Goal of the exercise - Return every line below as is, leaving out the pictures.

(Stored data)
• • • • • • •

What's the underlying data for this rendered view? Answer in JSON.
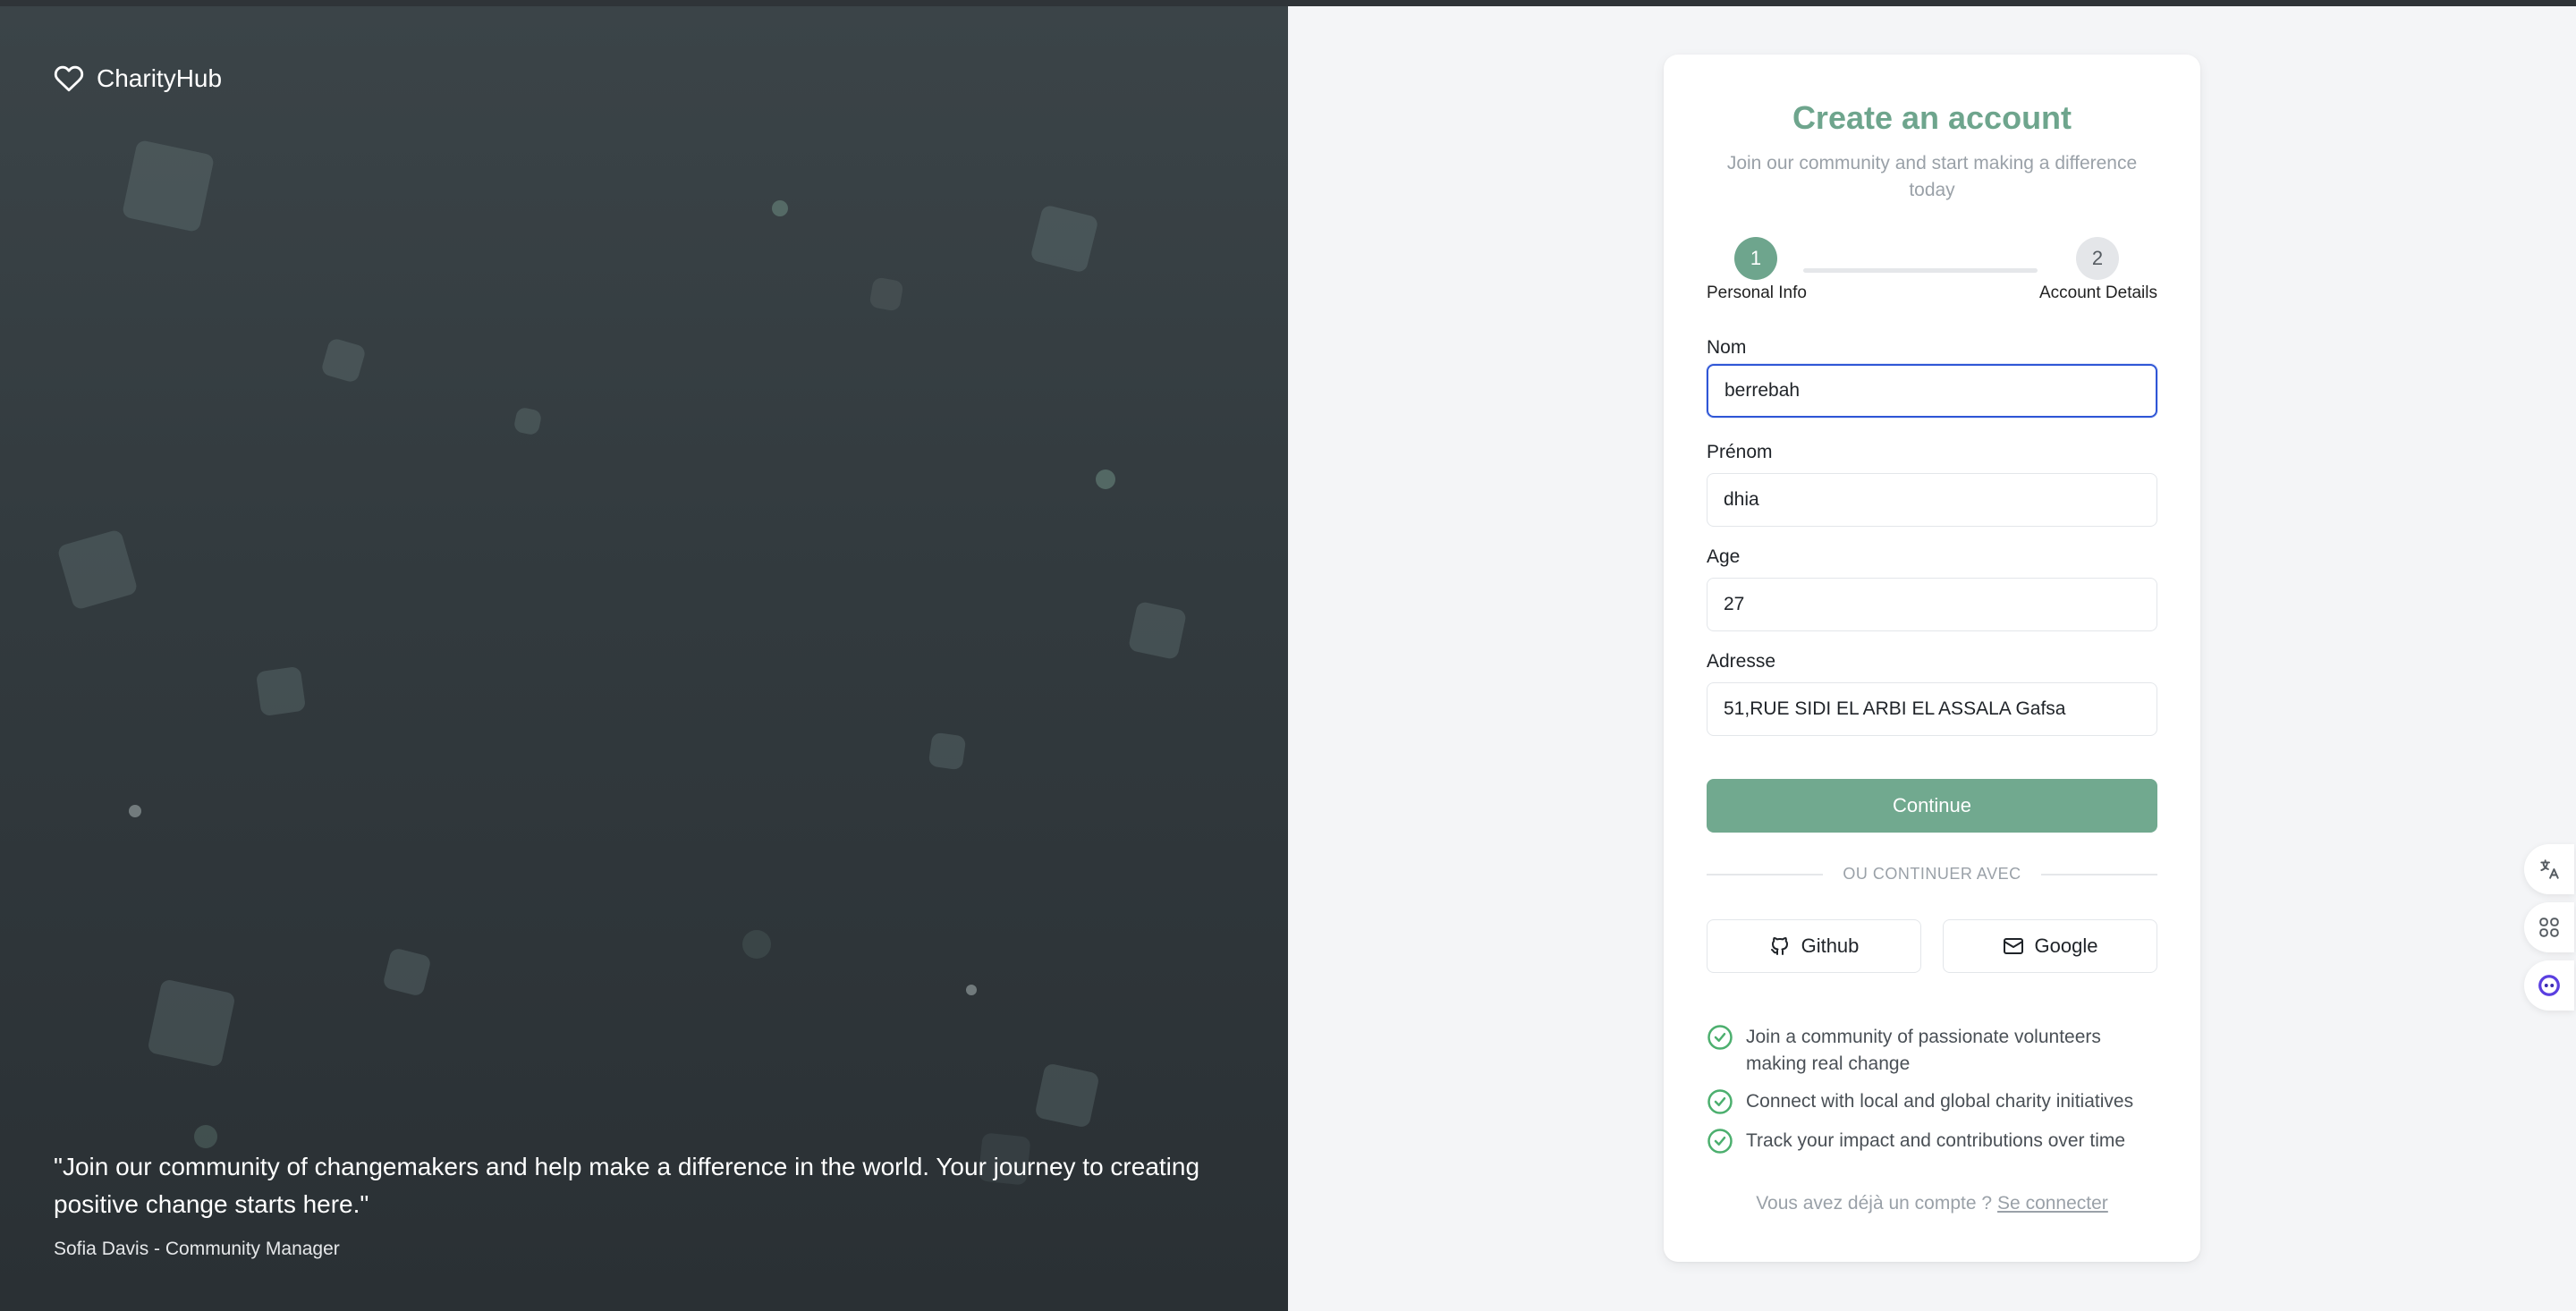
{
  "brand": {
    "name": "CharityHub"
  },
  "left": {
    "quote": "\"Join our community of changemakers and help make a difference in the world. Your journey to creating positive change starts here.\"",
    "author": "Sofia Davis - Community Manager"
  },
  "card": {
    "title": "Create an account",
    "subtitle": "Join our community and start making a difference today",
    "steps": [
      {
        "number": "1",
        "label": "Personal Info"
      },
      {
        "number": "2",
        "label": "Account Details"
      }
    ],
    "fields": {
      "nom": {
        "label": "Nom",
        "value": "berrebah"
      },
      "prenom": {
        "label": "Prénom",
        "value": "dhia"
      },
      "age": {
        "label": "Age",
        "value": "27"
      },
      "adresse": {
        "label": "Adresse",
        "value": "51,RUE SIDI EL ARBI EL ASSALA Gafsa"
      }
    },
    "continue_label": "Continue",
    "divider_text": "OU CONTINUER AVEC",
    "social": {
      "github": "Github",
      "google": "Google"
    },
    "features": [
      "Join a community of passionate volunteers making real change",
      "Connect with local and global charity initiatives",
      "Track your impact and contributions over time"
    ],
    "login_prompt": "Vous avez déjà un compte ?",
    "login_link": "Se connecter"
  },
  "colors": {
    "accent": "#6ea58d",
    "focus": "#2f56d6",
    "left_panel": "#353d41"
  }
}
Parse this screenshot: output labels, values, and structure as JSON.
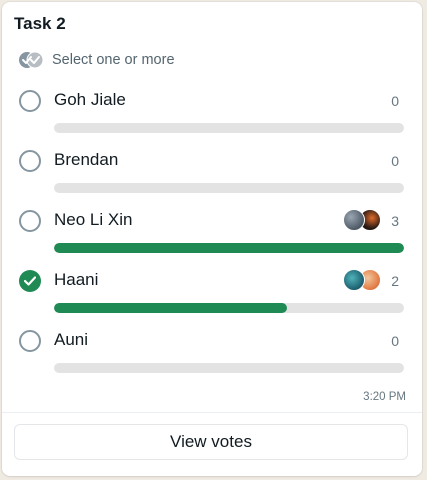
{
  "poll": {
    "title": "Task 2",
    "hint": "Select one or more",
    "timestamp": "3:20 PM",
    "view_votes_label": "View votes",
    "total_votes_for_scale": 3,
    "options": [
      {
        "label": "Goh Jiale",
        "count": "0",
        "votes": 0,
        "checked": false,
        "voter_avatars": []
      },
      {
        "label": "Brendan",
        "count": "0",
        "votes": 0,
        "checked": false,
        "voter_avatars": []
      },
      {
        "label": "Neo Li Xin",
        "count": "3",
        "votes": 3,
        "checked": false,
        "voter_avatars": [
          "avatar-voter-1",
          "avatar-voter-2"
        ]
      },
      {
        "label": "Haani",
        "count": "2",
        "votes": 2,
        "checked": true,
        "voter_avatars": [
          "avatar-voter-3",
          "avatar-voter-4"
        ]
      },
      {
        "label": "Auni",
        "count": "0",
        "votes": 0,
        "checked": false,
        "voter_avatars": []
      }
    ]
  },
  "colors": {
    "accent": "#1f8a53",
    "track": "#e3e3e3",
    "muted": "#667781"
  },
  "icons": {
    "multi_select": "double-check-circle-icon",
    "check": "check-icon"
  }
}
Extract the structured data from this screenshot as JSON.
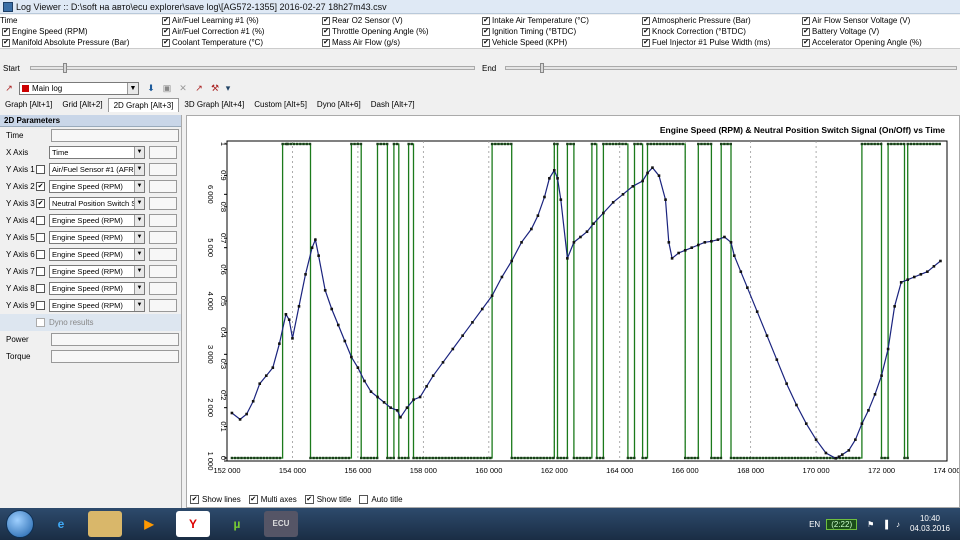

• • • • • • •

Result of this exercise -
What's the underlying data for this rendered view? Answer in JSON.
{
  "brand": {
    "name": "CharityHub"
  },
  "left": {
    "quote": "\"Join our community of changemakers and help make a difference in the world. Your journey to creating positive change starts here.\"",
    "author": "Sofia Davis - Community Manager"
  },
  "card": {
    "title": "Create an account",
    "subtitle": "Join our community and start making a difference today",
    "steps": [
      {
        "number": "1",
        "label": "Personal Info"
      },
      {
        "number": "2",
        "label": "Account Details"
      }
    ],
    "fields": {
      "nom": {
        "label": "Nom",
        "value": "berrebah"
      },
      "prenom": {
        "label": "Prénom",
        "value": "dhia"
      },
      "age": {
        "label": "Age",
        "value": "27"
      },
      "adresse": {
        "label": "Adresse",
        "value": "51,RUE SIDI EL ARBI EL ASSALA Gafsa"
      }
    },
    "continue_label": "Continue",
    "divider_text": "OU CONTINUER AVEC",
    "social": {
      "github": "Github",
      "google": "Google"
    },
    "features": [
      "Join a community of passionate volunteers making real change",
      "Connect with local and global charity initiatives",
      "Track your impact and contributions over time"
    ],
    "login_prompt": "Vous avez déjà un compte ?",
    "login_link": "Se connecter"
  },
  "colors": {
    "accent": "#6ea58d",
    "focus": "#2f56d6",
    "left_panel": "#353d41"
  }
}
Parse this screenshot: output labels, values, and structure as JSON.
{
  "poll": {
    "title": "Task 2",
    "hint": "Select one or more",
    "timestamp": "3:20 PM",
    "view_votes_label": "View votes",
    "total_votes_for_scale": 3,
    "options": [
      {
        "label": "Goh Jiale",
        "count": "0",
        "votes": 0,
        "checked": false,
        "voter_avatars": []
      },
      {
        "label": "Brendan",
        "count": "0",
        "votes": 0,
        "checked": false,
        "voter_avatars": []
      },
      {
        "label": "Neo Li Xin",
        "count": "3",
        "votes": 3,
        "checked": false,
        "voter_avatars": [
          "avatar-voter-1",
          "avatar-voter-2"
        ]
      },
      {
        "label": "Haani",
        "count": "2",
        "votes": 2,
        "checked": true,
        "voter_avatars": [
          "avatar-voter-3",
          "avatar-voter-4"
        ]
      },
      {
        "label": "Auni",
        "count": "0",
        "votes": 0,
        "checked": false,
        "voter_avatars": []
      }
    ]
  },
  "colors": {
    "accent": "#1f8a53",
    "track": "#e3e3e3",
    "muted": "#667781"
  },
  "icons": {
    "multi_select": "double-check-circle-icon",
    "check": "check-icon"
  }
}
Extract the structured data from this screenshot as JSON.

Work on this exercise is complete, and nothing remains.